[Stored records]
------------------------------------------------------------------------
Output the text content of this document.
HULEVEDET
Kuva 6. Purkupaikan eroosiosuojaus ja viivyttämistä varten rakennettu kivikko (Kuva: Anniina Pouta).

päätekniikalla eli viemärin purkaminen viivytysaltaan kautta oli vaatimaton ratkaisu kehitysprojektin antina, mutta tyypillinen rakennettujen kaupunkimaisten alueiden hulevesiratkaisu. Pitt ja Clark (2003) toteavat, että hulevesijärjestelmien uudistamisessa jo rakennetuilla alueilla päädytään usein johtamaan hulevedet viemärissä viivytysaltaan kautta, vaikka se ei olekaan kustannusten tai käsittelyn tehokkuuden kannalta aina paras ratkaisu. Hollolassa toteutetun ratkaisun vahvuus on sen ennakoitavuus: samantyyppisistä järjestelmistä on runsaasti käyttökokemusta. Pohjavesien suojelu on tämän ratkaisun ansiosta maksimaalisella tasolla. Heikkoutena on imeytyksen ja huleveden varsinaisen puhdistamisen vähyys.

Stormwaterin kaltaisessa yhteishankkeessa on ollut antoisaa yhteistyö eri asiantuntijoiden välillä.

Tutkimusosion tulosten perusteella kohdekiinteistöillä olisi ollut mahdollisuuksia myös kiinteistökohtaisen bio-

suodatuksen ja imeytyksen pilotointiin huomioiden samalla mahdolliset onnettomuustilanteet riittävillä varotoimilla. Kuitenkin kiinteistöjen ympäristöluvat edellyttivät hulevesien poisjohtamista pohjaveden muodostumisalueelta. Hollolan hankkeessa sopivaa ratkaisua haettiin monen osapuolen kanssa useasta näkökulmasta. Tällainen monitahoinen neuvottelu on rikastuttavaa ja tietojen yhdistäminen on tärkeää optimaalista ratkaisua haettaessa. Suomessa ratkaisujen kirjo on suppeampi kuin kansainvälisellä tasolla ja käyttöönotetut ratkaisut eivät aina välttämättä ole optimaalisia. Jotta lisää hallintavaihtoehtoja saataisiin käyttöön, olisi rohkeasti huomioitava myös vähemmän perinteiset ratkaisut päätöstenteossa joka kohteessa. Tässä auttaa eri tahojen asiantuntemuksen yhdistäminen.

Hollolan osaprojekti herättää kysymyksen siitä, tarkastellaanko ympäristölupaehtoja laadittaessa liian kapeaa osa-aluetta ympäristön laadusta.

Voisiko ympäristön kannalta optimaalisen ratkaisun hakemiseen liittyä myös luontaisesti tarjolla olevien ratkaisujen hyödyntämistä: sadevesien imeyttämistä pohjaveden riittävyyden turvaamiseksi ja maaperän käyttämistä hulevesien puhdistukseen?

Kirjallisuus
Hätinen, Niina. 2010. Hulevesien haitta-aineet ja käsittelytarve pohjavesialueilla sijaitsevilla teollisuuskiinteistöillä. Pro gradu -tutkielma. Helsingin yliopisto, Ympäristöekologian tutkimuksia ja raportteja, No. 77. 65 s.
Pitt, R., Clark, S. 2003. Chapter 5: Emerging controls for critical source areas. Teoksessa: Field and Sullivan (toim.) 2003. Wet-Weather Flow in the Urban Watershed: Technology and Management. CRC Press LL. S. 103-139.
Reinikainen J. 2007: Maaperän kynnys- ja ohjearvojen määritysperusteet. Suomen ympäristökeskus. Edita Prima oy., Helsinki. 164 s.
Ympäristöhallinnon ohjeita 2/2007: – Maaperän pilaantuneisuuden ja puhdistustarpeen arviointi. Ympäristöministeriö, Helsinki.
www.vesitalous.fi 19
------------------------------------------------------------------------
§ Exercise
Identify all lines in the records above with the word "Helsinki".

§ Exercise result
Reinikainen J. 2007: Maaperän kynnys- ja ohjearvojen määritysperusteet. Suomen ympäristökeskus. Edita Prima oy., Helsinki. 164 s.
Ympäristöhallinnon ohjeita 2/2007: – Maaperän pilaantuneisuuden ja puhdistustarpeen arviointi. Ympäristöministeriö, Helsinki.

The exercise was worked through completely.